■ **Exercise objective**
Each entry must appear again exactly as it does in the source.

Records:
+ + + +

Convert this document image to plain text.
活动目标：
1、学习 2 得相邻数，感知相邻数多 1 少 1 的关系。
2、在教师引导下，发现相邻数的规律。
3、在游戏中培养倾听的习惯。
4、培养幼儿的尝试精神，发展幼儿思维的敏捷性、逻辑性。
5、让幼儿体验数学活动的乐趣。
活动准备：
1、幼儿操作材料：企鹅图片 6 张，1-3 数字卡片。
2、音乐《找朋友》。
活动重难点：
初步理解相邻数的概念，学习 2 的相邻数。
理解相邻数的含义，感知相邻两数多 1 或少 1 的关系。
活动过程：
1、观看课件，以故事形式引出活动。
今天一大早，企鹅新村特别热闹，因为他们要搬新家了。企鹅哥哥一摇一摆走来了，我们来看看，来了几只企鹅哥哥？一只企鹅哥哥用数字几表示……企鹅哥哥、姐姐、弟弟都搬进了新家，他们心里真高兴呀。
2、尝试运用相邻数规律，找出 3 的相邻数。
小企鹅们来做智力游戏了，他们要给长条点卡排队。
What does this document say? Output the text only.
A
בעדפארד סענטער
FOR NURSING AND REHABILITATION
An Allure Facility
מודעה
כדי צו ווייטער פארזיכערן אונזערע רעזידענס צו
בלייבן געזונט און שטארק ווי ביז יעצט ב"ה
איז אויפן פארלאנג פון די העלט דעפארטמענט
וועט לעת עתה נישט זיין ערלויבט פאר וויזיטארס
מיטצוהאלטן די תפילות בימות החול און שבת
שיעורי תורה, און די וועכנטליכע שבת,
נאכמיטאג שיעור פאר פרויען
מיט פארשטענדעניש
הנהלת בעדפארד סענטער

+ + + +

■ **Task solution**
Convert this document image to plain text.
活动目标：
1、学习 2 得相邻数，感知相邻数多 1 少 1 的关系。
2、在教师引导下，发现相邻数的规律。
3、在游戏中培养倾听的习惯。
4、培养幼儿的尝试精神，发展幼儿思维的敏捷性、逻辑性。
5、让幼儿体验数学活动的乐趣。
活动准备：
1、幼儿操作材料：企鹅图片 6 张，1-3 数字卡片。
2、音乐《找朋友》。
活动重难点：
初步理解相邻数的概念，学习 2 的相邻数。
理解相邻数的含义，感知相邻两数多 1 或少 1 的关系。
活动过程：
1、观看课件，以故事形式引出活动。
今天一大早，企鹅新村特别热闹，因为他们要搬新家了。企鹅哥哥一摇一摆走来了，我们来看看，来了几只企鹅哥哥？一只企鹅哥哥用数字几表示……企鹅哥哥、姐姐、弟弟都搬进了新家，他们心里真高兴呀。
2、尝试运用相邻数规律，找出 3 的相邻数。
小企鹅们来做智力游戏了，他们要给长条点卡排队。
What does this document say? Output the text only.
A
בעדפארד סענטער
FOR NURSING AND REHABILITATION
An Allure Facility
מודעה
כדי צו ווייטער פארזיכערן אונזערע רעזידענס צו
בלייבן געזונט און שטארק ווי ביז יעצט ב"ה
איז אויפן פארלאנג פון די העלט דעפארטמענט
וועט לעת עתה נישט זיין ערלויבט פאר וויזיטארס
מיטצוהאלטן די תפילות בימות החול און שבת
שיעורי תורה, און די וועכנטליכע שבת,
נאכמיטאג שיעור פאר פרויען
מיט פארשטענדעניש
הנהלת בעדפארד סענטער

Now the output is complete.